Supplied data →
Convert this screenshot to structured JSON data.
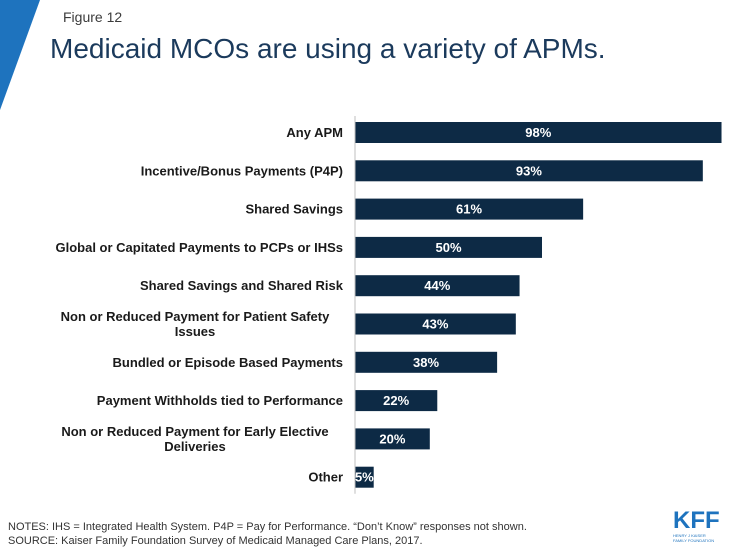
{
  "figure_label": "Figure 12",
  "title": "Medicaid MCOs are using a variety of APMs.",
  "chart_data": {
    "type": "bar",
    "orientation": "horizontal",
    "categories": [
      "Any APM",
      "Incentive/Bonus Payments (P4P)",
      "Shared Savings",
      "Global or Capitated Payments to PCPs or IHSs",
      "Shared Savings and Shared Risk",
      "Non or Reduced Payment for Patient Safety Issues",
      "Bundled or Episode Based Payments",
      "Payment Withholds tied to Performance",
      "Non or Reduced Payment for Early Elective Deliveries",
      "Other"
    ],
    "values": [
      98,
      93,
      61,
      50,
      44,
      43,
      38,
      22,
      20,
      5
    ],
    "data_labels": [
      "98%",
      "93%",
      "61%",
      "50%",
      "44%",
      "43%",
      "38%",
      "22%",
      "20%",
      "5%"
    ],
    "xlim": [
      0,
      100
    ],
    "bar_color": "#0d2a45"
  },
  "notes": "NOTES: IHS = Integrated Health System. P4P = Pay for Performance. “Don’t Know” responses not shown.",
  "source": "SOURCE: Kaiser Family Foundation Survey of Medicaid Managed Care Plans, 2017.",
  "logo": {
    "main": "KFF",
    "sub": "HENRY J KAISER\nFAMILY FOUNDATION"
  },
  "colors": {
    "accent": "#1e73be",
    "title": "#1b3a5c",
    "bar": "#0d2a45"
  }
}
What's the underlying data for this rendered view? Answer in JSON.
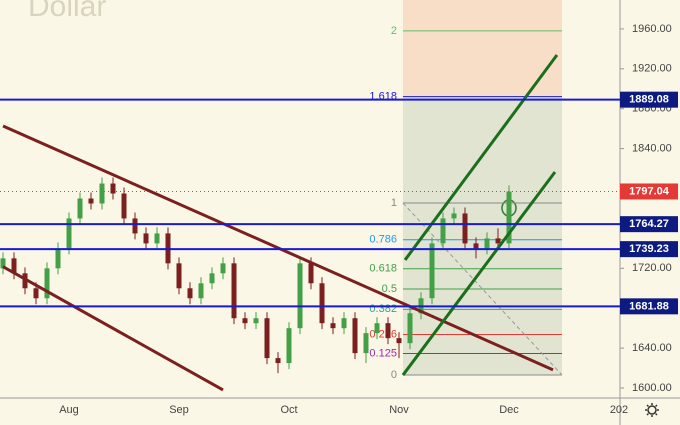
{
  "chart_data": {
    "type": "candlestick",
    "title": "Dollar",
    "categories": [
      null,
      null,
      null,
      null,
      null,
      null,
      "Aug",
      null,
      null,
      null,
      null,
      null,
      null,
      null,
      null,
      null,
      "Sep",
      null,
      null,
      null,
      null,
      null,
      null,
      null,
      null,
      null,
      "Oct",
      null,
      null,
      null,
      null,
      null,
      null,
      null,
      null,
      null,
      "Nov",
      null,
      null,
      null,
      null,
      null,
      null,
      null,
      null,
      null,
      "Dec",
      null,
      null,
      null,
      null,
      null,
      null,
      null,
      null,
      null,
      "202"
    ],
    "open": [
      1720,
      1730,
      1715,
      1700,
      1690,
      1720,
      1740,
      1770,
      1790,
      1785,
      1805,
      1795,
      1770,
      1755,
      1745,
      1755,
      1725,
      1700,
      1690,
      1705,
      1715,
      1725,
      1670,
      1665,
      1670,
      1630,
      1625,
      1660,
      1725,
      1705,
      1665,
      1660,
      1670,
      1635,
      1655,
      1665,
      1650,
      1645,
      1675,
      1690,
      1745,
      1770,
      1775,
      1745,
      1740,
      1750,
      1745,
      null,
      null,
      null,
      null,
      null,
      null,
      null,
      null,
      null,
      null
    ],
    "high": [
      1736,
      1736,
      1721,
      1706,
      1726,
      1746,
      1776,
      1796,
      1796,
      1811,
      1811,
      1801,
      1776,
      1761,
      1761,
      1761,
      1731,
      1706,
      1711,
      1721,
      1731,
      1731,
      1676,
      1676,
      1676,
      1636,
      1666,
      1731,
      1731,
      1711,
      1671,
      1676,
      1676,
      1661,
      1671,
      1671,
      1656,
      1681,
      1696,
      1751,
      1776,
      1781,
      1781,
      1751,
      1756,
      1760,
      1803,
      null,
      null,
      null,
      null,
      null,
      null,
      null,
      null,
      null,
      null
    ],
    "low": [
      1714,
      1709,
      1694,
      1684,
      1684,
      1714,
      1734,
      1764,
      1779,
      1779,
      1789,
      1764,
      1749,
      1739,
      1739,
      1719,
      1694,
      1684,
      1684,
      1699,
      1709,
      1664,
      1659,
      1659,
      1624,
      1615,
      1619,
      1654,
      1699,
      1659,
      1654,
      1654,
      1629,
      1625,
      1649,
      1644,
      1630,
      1639,
      1669,
      1684,
      1739,
      1764,
      1739,
      1730,
      1734,
      1739,
      1739,
      null,
      null,
      null,
      null,
      null,
      null,
      null,
      null,
      null,
      null
    ],
    "close": [
      1730,
      1715,
      1700,
      1690,
      1720,
      1740,
      1770,
      1790,
      1785,
      1805,
      1795,
      1770,
      1755,
      1745,
      1755,
      1725,
      1700,
      1690,
      1705,
      1715,
      1725,
      1670,
      1665,
      1670,
      1630,
      1625,
      1660,
      1725,
      1705,
      1665,
      1660,
      1670,
      1635,
      1655,
      1665,
      1650,
      1645,
      1675,
      1690,
      1745,
      1770,
      1775,
      1745,
      1740,
      1750,
      1745,
      1797,
      null,
      null,
      null,
      null,
      null,
      null,
      null,
      null,
      null,
      null
    ],
    "up_color": "#43a047",
    "down_color": "#7b1f1f",
    "ylim": [
      1590,
      1989
    ],
    "yticks": [
      {
        "value": 1600,
        "label": "1600.00"
      },
      {
        "value": 1640,
        "label": "1640.00"
      },
      {
        "value": 1680,
        "label": "1680.00"
      },
      {
        "value": 1720,
        "label": "1720.00"
      },
      {
        "value": 1760,
        "label": "1760.00"
      },
      {
        "value": 1800,
        "label": "1800.00"
      },
      {
        "value": 1840,
        "label": "1840.00"
      },
      {
        "value": 1880,
        "label": "1880.00"
      },
      {
        "value": 1920,
        "label": "1920.00"
      },
      {
        "value": 1960,
        "label": "1960.00"
      }
    ],
    "price_lines": [
      1889.08,
      1764.27,
      1739.23,
      1681.88
    ],
    "price_line_color": "#1a1ad6",
    "last_price": 1797.04,
    "last_price_color": "#e53935",
    "trendlines": [
      {
        "x": [
          0,
          50
        ],
        "y": [
          1862.7,
          1618.2
        ],
        "color": "#7b1f1f"
      },
      {
        "x": [
          0,
          20
        ],
        "y": [
          1721.6,
          1598.1
        ],
        "color": "#7b1f1f"
      },
      {
        "x": [
          36.36,
          50.18
        ],
        "y": [
          1613,
          1816.6
        ],
        "color": "#1b6e1b"
      },
      {
        "x": [
          36.55,
          50.36
        ],
        "y": [
          1728.4,
          1933.9
        ],
        "color": "#1b6e1b"
      }
    ],
    "fib": {
      "x": [
        36.36,
        50.82
      ],
      "prices": [
        1613,
        1785.5
      ],
      "levels": [
        0,
        0.125,
        0.236,
        0.382,
        0.5,
        0.618,
        0.786,
        1,
        1.618,
        2
      ],
      "colors": [
        "#8a8a8a",
        "#9c27b0",
        "#e53935",
        "#26a69a",
        "#43a047",
        "#43a047",
        "#2196f3",
        "#8a8a8a",
        "#1a1ad6",
        "#66bb6a"
      ]
    }
  }
}
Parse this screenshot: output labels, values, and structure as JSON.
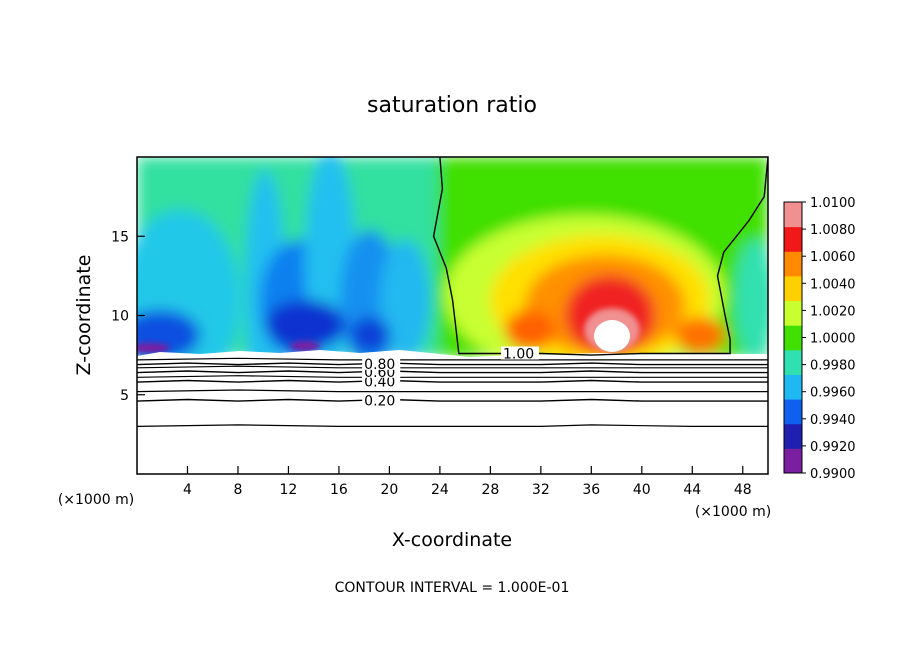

Objective →
Copy the material exactly. Do not include the pictures.

Solved problem →
Convert this screenshot to structured JSON data.
{
  "figure_label": "Figure 12",
  "title": "Medicaid MCOs are using a variety of APMs.",
  "chart_data": {
    "type": "bar",
    "orientation": "horizontal",
    "categories": [
      "Any APM",
      "Incentive/Bonus Payments (P4P)",
      "Shared Savings",
      "Global or Capitated Payments to PCPs or IHSs",
      "Shared Savings and Shared Risk",
      "Non or Reduced Payment for Patient Safety Issues",
      "Bundled or Episode Based Payments",
      "Payment Withholds tied to Performance",
      "Non or Reduced Payment for Early Elective Deliveries",
      "Other"
    ],
    "values": [
      98,
      93,
      61,
      50,
      44,
      43,
      38,
      22,
      20,
      5
    ],
    "data_labels": [
      "98%",
      "93%",
      "61%",
      "50%",
      "44%",
      "43%",
      "38%",
      "22%",
      "20%",
      "5%"
    ],
    "xlim": [
      0,
      100
    ],
    "bar_color": "#0d2a45"
  },
  "notes": "NOTES: IHS = Integrated Health System. P4P = Pay for Performance. “Don’t Know” responses not shown.",
  "source": "SOURCE: Kaiser Family Foundation Survey of Medicaid Managed Care Plans, 2017.",
  "logo": {
    "main": "KFF",
    "sub": "HENRY J KAISER\nFAMILY FOUNDATION"
  },
  "colors": {
    "accent": "#1e73be",
    "title": "#1b3a5c",
    "bar": "#0d2a45"
  }
}
What's the underlying data for this rendered view? Answer in JSON.
{
  "chart_data": {
    "type": "candlestick",
    "title": "Dollar",
    "categories": [
      null,
      null,
      null,
      null,
      null,
      null,
      "Aug",
      null,
      null,
      null,
      null,
      null,
      null,
      null,
      null,
      null,
      "Sep",
      null,
      null,
      null,
      null,
      null,
      null,
      null,
      null,
      null,
      "Oct",
      null,
      null,
      null,
      null,
      null,
      null,
      null,
      null,
      null,
      "Nov",
      null,
      null,
      null,
      null,
      null,
      null,
      null,
      null,
      null,
      "Dec",
      null,
      null,
      null,
      null,
      null,
      null,
      null,
      null,
      null,
      "202"
    ],
    "open": [
      1720,
      1730,
      1715,
      1700,
      1690,
      1720,
      1740,
      1770,
      1790,
      1785,
      1805,
      1795,
      1770,
      1755,
      1745,
      1755,
      1725,
      1700,
      1690,
      1705,
      1715,
      1725,
      1670,
      1665,
      1670,
      1630,
      1625,
      1660,
      1725,
      1705,
      1665,
      1660,
      1670,
      1635,
      1655,
      1665,
      1650,
      1645,
      1675,
      1690,
      1745,
      1770,
      1775,
      1745,
      1740,
      1750,
      1745,
      null,
      null,
      null,
      null,
      null,
      null,
      null,
      null,
      null,
      null
    ],
    "high": [
      1736,
      1736,
      1721,
      1706,
      1726,
      1746,
      1776,
      1796,
      1796,
      1811,
      1811,
      1801,
      1776,
      1761,
      1761,
      1761,
      1731,
      1706,
      1711,
      1721,
      1731,
      1731,
      1676,
      1676,
      1676,
      1636,
      1666,
      1731,
      1731,
      1711,
      1671,
      1676,
      1676,
      1661,
      1671,
      1671,
      1656,
      1681,
      1696,
      1751,
      1776,
      1781,
      1781,
      1751,
      1756,
      1760,
      1803,
      null,
      null,
      null,
      null,
      null,
      null,
      null,
      null,
      null,
      null
    ],
    "low": [
      1714,
      1709,
      1694,
      1684,
      1684,
      1714,
      1734,
      1764,
      1779,
      1779,
      1789,
      1764,
      1749,
      1739,
      1739,
      1719,
      1694,
      1684,
      1684,
      1699,
      1709,
      1664,
      1659,
      1659,
      1624,
      1615,
      1619,
      1654,
      1699,
      1659,
      1654,
      1654,
      1629,
      1625,
      1649,
      1644,
      1630,
      1639,
      1669,
      1684,
      1739,
      1764,
      1739,
      1730,
      1734,
      1739,
      1739,
      null,
      null,
      null,
      null,
      null,
      null,
      null,
      null,
      null,
      null
    ],
    "close": [
      1730,
      1715,
      1700,
      1690,
      1720,
      1740,
      1770,
      1790,
      1785,
      1805,
      1795,
      1770,
      1755,
      1745,
      1755,
      1725,
      1700,
      1690,
      1705,
      1715,
      1725,
      1670,
      1665,
      1670,
      1630,
      1625,
      1660,
      1725,
      1705,
      1665,
      1660,
      1670,
      1635,
      1655,
      1665,
      1650,
      1645,
      1675,
      1690,
      1745,
      1770,
      1775,
      1745,
      1740,
      1750,
      1745,
      1797,
      null,
      null,
      null,
      null,
      null,
      null,
      null,
      null,
      null,
      null
    ],
    "up_color": "#43a047",
    "down_color": "#7b1f1f",
    "ylim": [
      1590,
      1989
    ],
    "yticks": [
      {
        "value": 1600,
        "label": "1600.00"
      },
      {
        "value": 1640,
        "label": "1640.00"
      },
      {
        "value": 1680,
        "label": "1680.00"
      },
      {
        "value": 1720,
        "label": "1720.00"
      },
      {
        "value": 1760,
        "label": "1760.00"
      },
      {
        "value": 1800,
        "label": "1800.00"
      },
      {
        "value": 1840,
        "label": "1840.00"
      },
      {
        "value": 1880,
        "label": "1880.00"
      },
      {
        "value": 1920,
        "label": "1920.00"
      },
      {
        "value": 1960,
        "label": "1960.00"
      }
    ],
    "price_lines": [
      1889.08,
      1764.27,
      1739.23,
      1681.88
    ],
    "price_line_color": "#1a1ad6",
    "last_price": 1797.04,
    "last_price_color": "#e53935",
    "trendlines": [
      {
        "x": [
          0,
          50
        ],
        "y": [
          1862.7,
          1618.2
        ],
        "color": "#7b1f1f"
      },
      {
        "x": [
          0,
          20
        ],
        "y": [
          1721.6,
          1598.1
        ],
        "color": "#7b1f1f"
      },
      {
        "x": [
          36.36,
          50.18
        ],
        "y": [
          1613,
          1816.6
        ],
        "color": "#1b6e1b"
      },
      {
        "x": [
          36.55,
          50.36
        ],
        "y": [
          1728.4,
          1933.9
        ],
        "color": "#1b6e1b"
      }
    ],
    "fib": {
      "x": [
        36.36,
        50.82
      ],
      "prices": [
        1613,
        1785.5
      ],
      "levels": [
        0,
        0.125,
        0.236,
        0.382,
        0.5,
        0.618,
        0.786,
        1,
        1.618,
        2
      ],
      "colors": [
        "#8a8a8a",
        "#9c27b0",
        "#e53935",
        "#26a69a",
        "#43a047",
        "#43a047",
        "#2196f3",
        "#8a8a8a",
        "#1a1ad6",
        "#66bb6a"
      ]
    }
  }
}
Parse this screenshot: output labels, values, and structure as JSON.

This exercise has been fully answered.